_Records to use_:
- - - -
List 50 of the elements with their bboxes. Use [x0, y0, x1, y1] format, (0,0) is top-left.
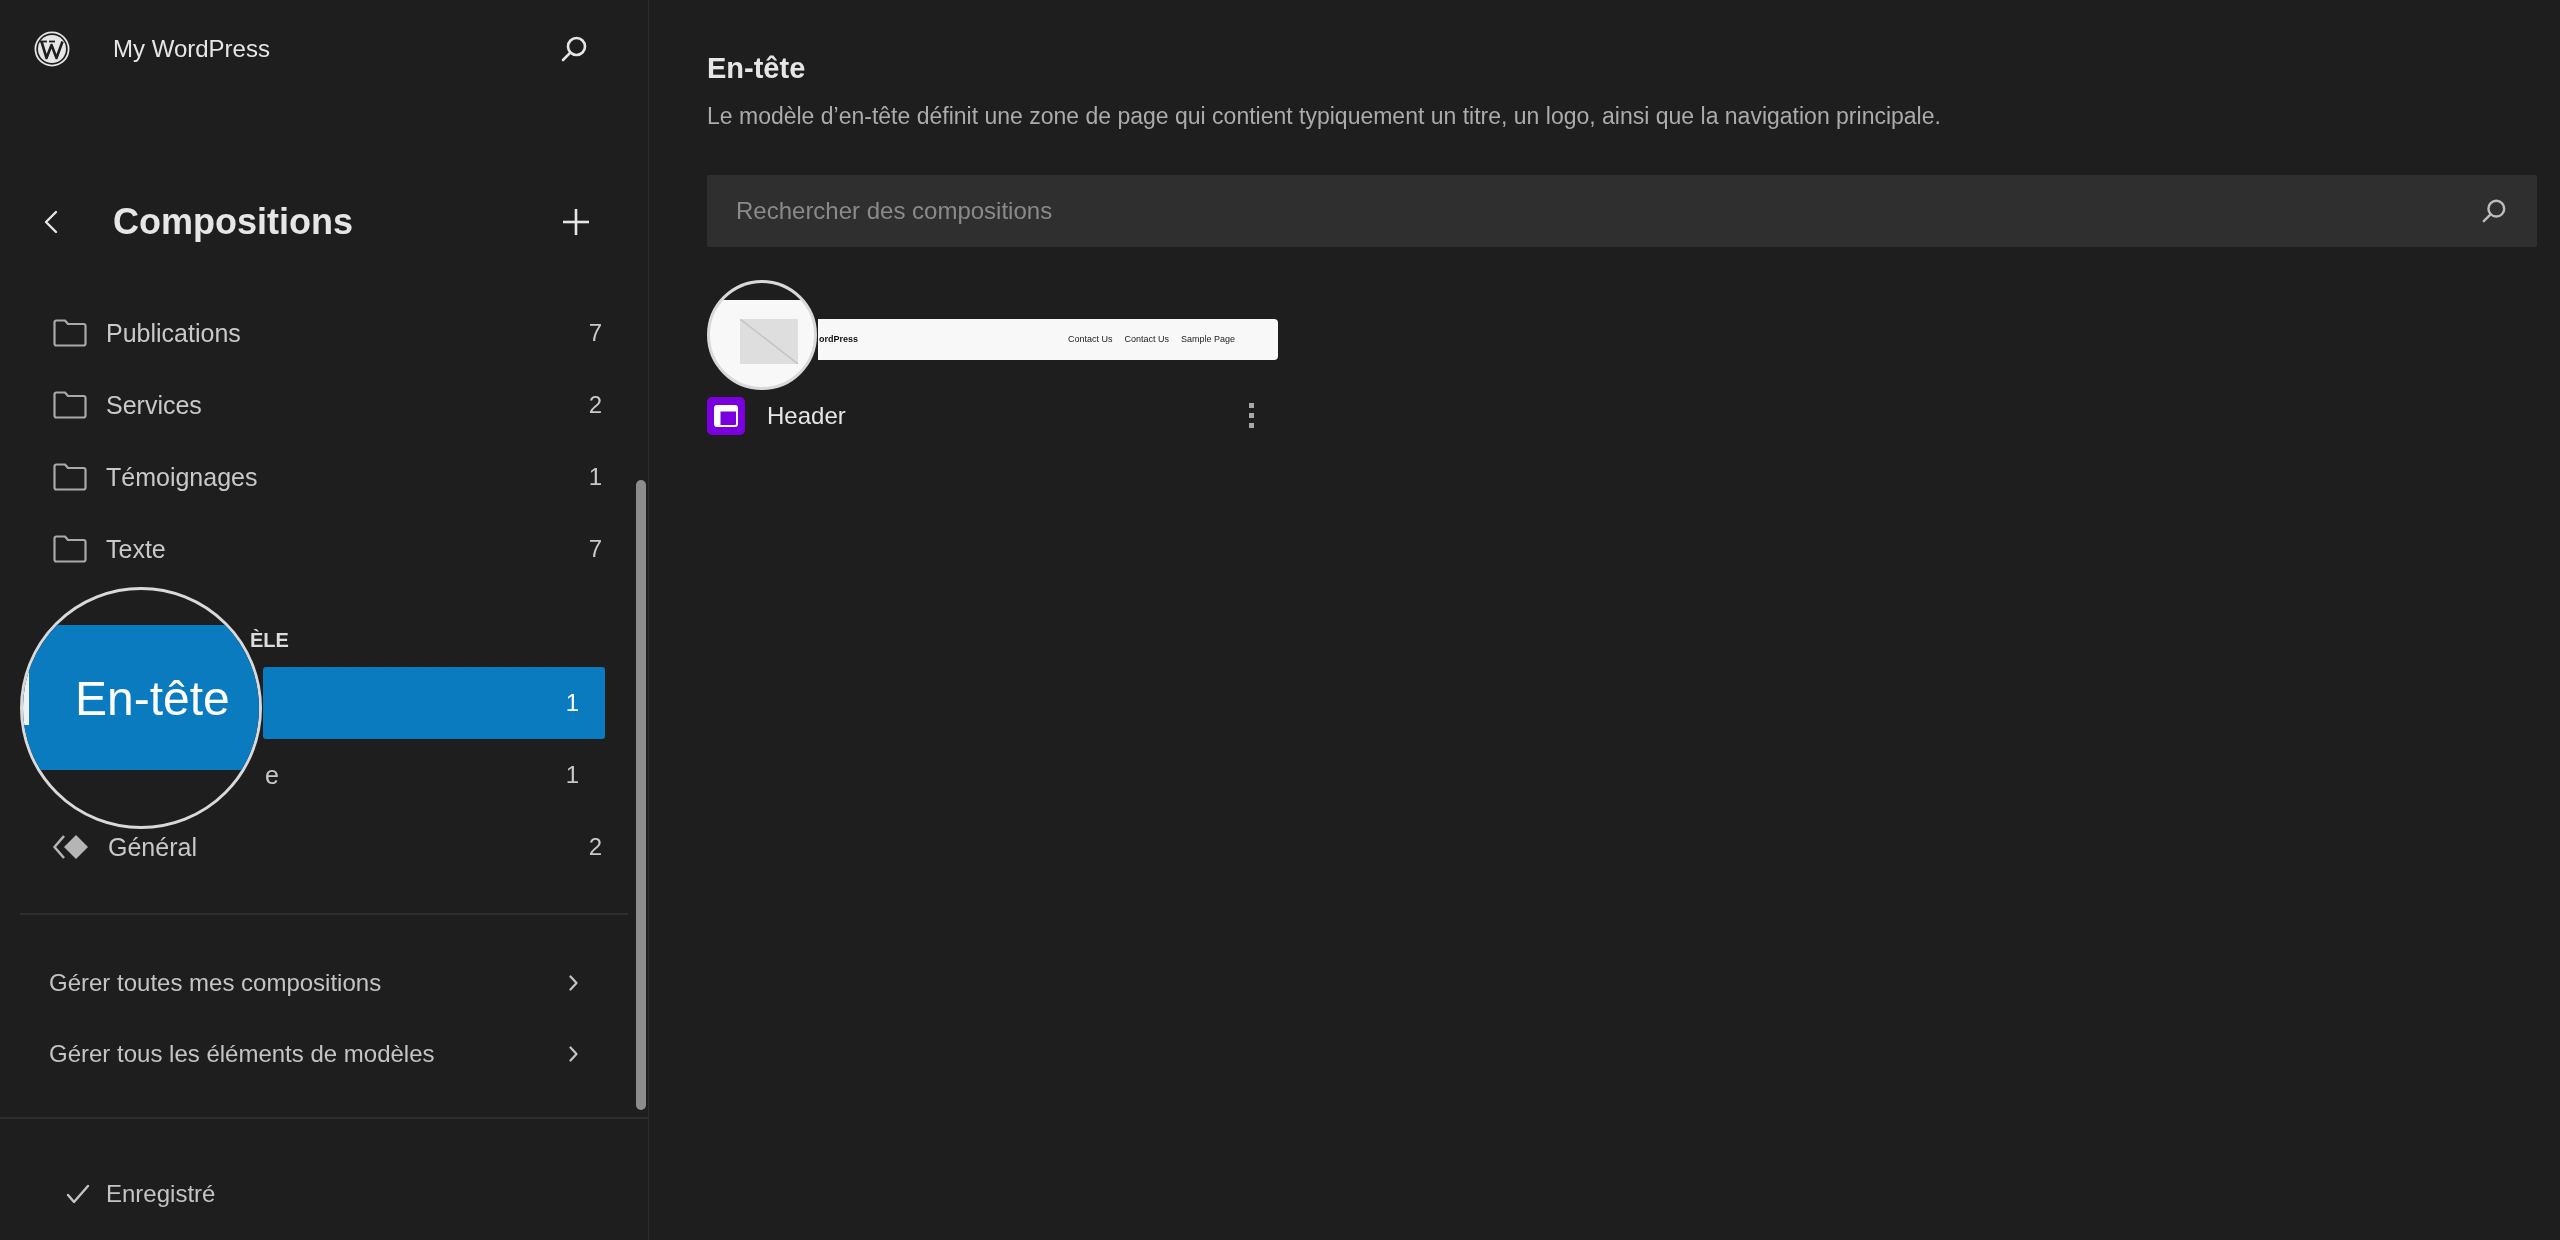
- item-count: 1: [565, 688, 579, 718]
- scrollbar-thumb[interactable]: [636, 480, 646, 1110]
- folder-icon: [53, 535, 87, 563]
- more-options-button[interactable]: [1249, 403, 1254, 428]
- template-part-item[interactable]: 1: [263, 667, 605, 739]
- save-status: Enregistré: [106, 1179, 216, 1209]
- pattern-preview[interactable]: ordPress Contact Us Contact Us Sample Page: [818, 319, 1278, 360]
- preview-site-title: ordPress: [819, 332, 859, 346]
- search-icon: [560, 35, 588, 63]
- magnified-label: En-tête: [75, 670, 230, 727]
- template-part-item[interactable]: Général 2: [20, 811, 628, 883]
- category-item[interactable]: Services 2: [20, 369, 628, 441]
- preview-nav-link: Sample Page: [1180, 332, 1235, 346]
- folder-icon: [53, 391, 87, 419]
- preview-nav-link: Contact Us: [1067, 332, 1113, 346]
- diamond-icon: [53, 834, 89, 860]
- back-button[interactable]: [44, 210, 58, 234]
- category-item[interactable]: Témoignages 1: [20, 441, 628, 513]
- page-title: En-tête: [707, 51, 807, 86]
- item-count: 2: [588, 390, 602, 420]
- item-count: 2: [588, 832, 602, 862]
- item-count: 1: [565, 760, 579, 790]
- page-description: Le modèle d’en-tête définit une zone de page qui contient typiquement un titre, un logo, ainsi que la navigation principale.: [707, 102, 1942, 131]
- search-icon: [2481, 198, 2507, 224]
- category-item[interactable]: Publications 7: [20, 297, 628, 369]
- site-title: My WordPress: [113, 34, 270, 64]
- search-field[interactable]: Rechercher des compositions: [707, 175, 2537, 247]
- item-count: 1: [588, 462, 602, 492]
- header-layout-icon: [707, 396, 745, 435]
- manage-link[interactable]: Gérer tous les éléments de modèles: [20, 1018, 605, 1089]
- folder-icon: [53, 319, 87, 347]
- image-placeholder-icon: [740, 319, 798, 364]
- chevron-right-icon: [569, 974, 578, 991]
- item-count: 7: [588, 318, 602, 348]
- plus-icon: [562, 208, 590, 236]
- sidebar-title: Compositions: [113, 200, 353, 244]
- preview-nav-link: Contact Us: [1124, 332, 1169, 346]
- add-button[interactable]: [562, 208, 590, 236]
- chevron-left-icon: [44, 210, 58, 234]
- chevron-right-icon: [569, 1045, 578, 1062]
- site-logo[interactable]: [34, 31, 70, 67]
- template-part-item[interactable]: e 1: [263, 739, 605, 811]
- vertical-dots-icon: [1249, 403, 1254, 428]
- manage-link[interactable]: Gérer toutes mes compositions: [20, 947, 605, 1018]
- category-item[interactable]: Texte 7: [20, 513, 628, 585]
- checkmark-icon: [66, 1184, 90, 1204]
- item-count: 7: [588, 534, 602, 564]
- section-heading: ÈLE: [250, 628, 289, 652]
- folder-icon: [53, 463, 87, 491]
- pattern-title: Header: [767, 400, 846, 431]
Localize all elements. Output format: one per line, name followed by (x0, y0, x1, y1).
- - - -
_The request_:
Reproduce the rows above with every "folder-icon" switched to "directory-icon", keeping all else the same. Leave out the pictures.

_Problem solution_:
List 50 of the elements with their bboxes. Use [x0, y0, x1, y1] format, (0,0) is top-left.
- item-count: 1: [565, 688, 579, 718]
- scrollbar-thumb[interactable]: [636, 480, 646, 1110]
- directory-icon: [53, 535, 87, 563]
- more-options-button[interactable]: [1249, 403, 1254, 428]
- template-part-item[interactable]: 1: [263, 667, 605, 739]
- save-status: Enregistré: [106, 1179, 216, 1209]
- pattern-preview[interactable]: ordPress Contact Us Contact Us Sample Page: [818, 319, 1278, 360]
- preview-site-title: ordPress: [819, 332, 859, 346]
- search-icon: [560, 35, 588, 63]
- magnified-label: En-tête: [75, 670, 230, 727]
- template-part-item[interactable]: Général 2: [20, 811, 628, 883]
- category-item[interactable]: Services 2: [20, 369, 628, 441]
- preview-nav-link: Sample Page: [1180, 332, 1235, 346]
- directory-icon: [53, 391, 87, 419]
- preview-nav-link: Contact Us: [1067, 332, 1113, 346]
- diamond-icon: [53, 834, 89, 860]
- back-button[interactable]: [44, 210, 58, 234]
- category-item[interactable]: Témoignages 1: [20, 441, 628, 513]
- page-title: En-tête: [707, 51, 807, 86]
- item-count: 2: [588, 390, 602, 420]
- item-count: 2: [588, 832, 602, 862]
- item-count: 1: [565, 760, 579, 790]
- page-description: Le modèle d’en-tête définit une zone de page qui contient typiquement un titre, un logo, ainsi que la navigation principale.: [707, 102, 1942, 131]
- search-icon: [2481, 198, 2507, 224]
- category-item[interactable]: Publications 7: [20, 297, 628, 369]
- site-title: My WordPress: [113, 34, 270, 64]
- search-field[interactable]: Rechercher des compositions: [707, 175, 2537, 247]
- item-count: 1: [588, 462, 602, 492]
- header-layout-icon: [707, 396, 745, 435]
- manage-link[interactable]: Gérer tous les éléments de modèles: [20, 1018, 605, 1089]
- directory-icon: [53, 319, 87, 347]
- image-placeholder-icon: [740, 319, 798, 364]
- chevron-right-icon: [569, 974, 578, 991]
- item-count: 7: [588, 318, 602, 348]
- plus-icon: [562, 208, 590, 236]
- sidebar-title: Compositions: [113, 200, 353, 244]
- preview-nav-link: Contact Us: [1124, 332, 1169, 346]
- add-button[interactable]: [562, 208, 590, 236]
- chevron-left-icon: [44, 210, 58, 234]
- chevron-right-icon: [569, 1045, 578, 1062]
- site-logo[interactable]: [34, 31, 70, 67]
- template-part-item[interactable]: e 1: [263, 739, 605, 811]
- vertical-dots-icon: [1249, 403, 1254, 428]
- manage-link[interactable]: Gérer toutes mes compositions: [20, 947, 605, 1018]
- category-item[interactable]: Texte 7: [20, 513, 628, 585]
- checkmark-icon: [66, 1184, 90, 1204]
- item-count: 7: [588, 534, 602, 564]
- section-heading: ÈLE: [250, 628, 289, 652]
- directory-icon: [53, 463, 87, 491]
- pattern-title: Header: [767, 400, 846, 431]
Localize all elements. Output format: one per line, name followed by (x0, y0, x1, y1).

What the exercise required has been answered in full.